* START Data provided *

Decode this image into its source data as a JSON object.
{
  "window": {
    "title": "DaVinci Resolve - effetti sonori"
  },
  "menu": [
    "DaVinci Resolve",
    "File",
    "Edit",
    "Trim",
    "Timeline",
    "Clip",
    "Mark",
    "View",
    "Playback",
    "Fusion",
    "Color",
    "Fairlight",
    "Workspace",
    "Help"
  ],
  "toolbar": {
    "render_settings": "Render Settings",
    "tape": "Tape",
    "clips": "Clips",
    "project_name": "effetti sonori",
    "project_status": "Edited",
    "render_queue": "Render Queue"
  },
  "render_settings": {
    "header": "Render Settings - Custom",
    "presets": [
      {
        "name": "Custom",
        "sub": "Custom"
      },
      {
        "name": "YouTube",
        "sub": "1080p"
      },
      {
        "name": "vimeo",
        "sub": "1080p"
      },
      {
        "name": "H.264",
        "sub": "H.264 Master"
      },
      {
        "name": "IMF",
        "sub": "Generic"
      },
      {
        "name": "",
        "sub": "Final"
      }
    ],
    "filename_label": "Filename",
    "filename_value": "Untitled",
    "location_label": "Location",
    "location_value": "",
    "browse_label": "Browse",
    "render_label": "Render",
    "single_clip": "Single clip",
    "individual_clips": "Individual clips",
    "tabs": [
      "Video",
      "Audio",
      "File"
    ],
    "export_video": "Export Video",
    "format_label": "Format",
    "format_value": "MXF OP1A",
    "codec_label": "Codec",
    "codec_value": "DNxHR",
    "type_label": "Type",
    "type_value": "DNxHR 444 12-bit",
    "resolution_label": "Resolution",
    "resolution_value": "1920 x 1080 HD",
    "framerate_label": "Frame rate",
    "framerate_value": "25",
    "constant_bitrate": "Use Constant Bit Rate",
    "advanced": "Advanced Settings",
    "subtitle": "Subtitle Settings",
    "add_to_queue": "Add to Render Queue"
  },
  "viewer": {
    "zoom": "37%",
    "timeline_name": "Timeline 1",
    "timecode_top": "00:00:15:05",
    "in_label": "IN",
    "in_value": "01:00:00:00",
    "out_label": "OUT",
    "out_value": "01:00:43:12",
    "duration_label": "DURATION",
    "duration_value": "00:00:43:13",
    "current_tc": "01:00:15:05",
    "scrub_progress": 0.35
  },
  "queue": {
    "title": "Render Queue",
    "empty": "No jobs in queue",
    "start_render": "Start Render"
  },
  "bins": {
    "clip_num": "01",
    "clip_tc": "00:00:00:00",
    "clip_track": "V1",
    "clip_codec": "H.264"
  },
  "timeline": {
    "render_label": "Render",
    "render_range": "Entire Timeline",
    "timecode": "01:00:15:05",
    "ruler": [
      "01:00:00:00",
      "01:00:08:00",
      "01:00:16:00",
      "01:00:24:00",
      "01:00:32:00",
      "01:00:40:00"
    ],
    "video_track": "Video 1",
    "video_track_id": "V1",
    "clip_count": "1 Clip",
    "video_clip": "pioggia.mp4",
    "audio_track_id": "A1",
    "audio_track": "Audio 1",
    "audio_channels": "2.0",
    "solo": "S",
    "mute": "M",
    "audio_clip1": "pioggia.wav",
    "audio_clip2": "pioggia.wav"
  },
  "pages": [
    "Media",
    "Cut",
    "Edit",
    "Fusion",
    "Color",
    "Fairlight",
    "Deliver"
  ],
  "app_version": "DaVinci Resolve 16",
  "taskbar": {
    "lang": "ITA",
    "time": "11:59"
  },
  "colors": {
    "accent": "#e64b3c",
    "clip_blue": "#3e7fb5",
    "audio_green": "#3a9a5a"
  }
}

* END Data provided *

**Task details**
Retype the data exactly as given.

**Result of the task**
Decode this image into its source data as a JSON object.
{
  "window": {
    "title": "DaVinci Resolve - effetti sonori"
  },
  "menu": [
    "DaVinci Resolve",
    "File",
    "Edit",
    "Trim",
    "Timeline",
    "Clip",
    "Mark",
    "View",
    "Playback",
    "Fusion",
    "Color",
    "Fairlight",
    "Workspace",
    "Help"
  ],
  "toolbar": {
    "render_settings": "Render Settings",
    "tape": "Tape",
    "clips": "Clips",
    "project_name": "effetti sonori",
    "project_status": "Edited",
    "render_queue": "Render Queue"
  },
  "render_settings": {
    "header": "Render Settings - Custom",
    "presets": [
      {
        "name": "Custom",
        "sub": "Custom"
      },
      {
        "name": "YouTube",
        "sub": "1080p"
      },
      {
        "name": "vimeo",
        "sub": "1080p"
      },
      {
        "name": "H.264",
        "sub": "H.264 Master"
      },
      {
        "name": "IMF",
        "sub": "Generic"
      },
      {
        "name": "",
        "sub": "Final"
      }
    ],
    "filename_label": "Filename",
    "filename_value": "Untitled",
    "location_label": "Location",
    "location_value": "",
    "browse_label": "Browse",
    "render_label": "Render",
    "single_clip": "Single clip",
    "individual_clips": "Individual clips",
    "tabs": [
      "Video",
      "Audio",
      "File"
    ],
    "export_video": "Export Video",
    "format_label": "Format",
    "format_value": "MXF OP1A",
    "codec_label": "Codec",
    "codec_value": "DNxHR",
    "type_label": "Type",
    "type_value": "DNxHR 444 12-bit",
    "resolution_label": "Resolution",
    "resolution_value": "1920 x 1080 HD",
    "framerate_label": "Frame rate",
    "framerate_value": "25",
    "constant_bitrate": "Use Constant Bit Rate",
    "advanced": "Advanced Settings",
    "subtitle": "Subtitle Settings",
    "add_to_queue": "Add to Render Queue"
  },
  "viewer": {
    "zoom": "37%",
    "timeline_name": "Timeline 1",
    "timecode_top": "00:00:15:05",
    "in_label": "IN",
    "in_value": "01:00:00:00",
    "out_label": "OUT",
    "out_value": "01:00:43:12",
    "duration_label": "DURATION",
    "duration_value": "00:00:43:13",
    "current_tc": "01:00:15:05",
    "scrub_progress": 0.35
  },
  "queue": {
    "title": "Render Queue",
    "empty": "No jobs in queue",
    "start_render": "Start Render"
  },
  "bins": {
    "clip_num": "01",
    "clip_tc": "00:00:00:00",
    "clip_track": "V1",
    "clip_codec": "H.264"
  },
  "timeline": {
    "render_label": "Render",
    "render_range": "Entire Timeline",
    "timecode": "01:00:15:05",
    "ruler": [
      "01:00:00:00",
      "01:00:08:00",
      "01:00:16:00",
      "01:00:24:00",
      "01:00:32:00",
      "01:00:40:00"
    ],
    "video_track": "Video 1",
    "video_track_id": "V1",
    "clip_count": "1 Clip",
    "video_clip": "pioggia.mp4",
    "audio_track_id": "A1",
    "audio_track": "Audio 1",
    "audio_channels": "2.0",
    "solo": "S",
    "mute": "M",
    "audio_clip1": "pioggia.wav",
    "audio_clip2": "pioggia.wav"
  },
  "pages": [
    "Media",
    "Cut",
    "Edit",
    "Fusion",
    "Color",
    "Fairlight",
    "Deliver"
  ],
  "app_version": "DaVinci Resolve 16",
  "taskbar": {
    "lang": "ITA",
    "time": "11:59"
  },
  "colors": {
    "accent": "#e64b3c",
    "clip_blue": "#3e7fb5",
    "audio_green": "#3a9a5a"
  }
}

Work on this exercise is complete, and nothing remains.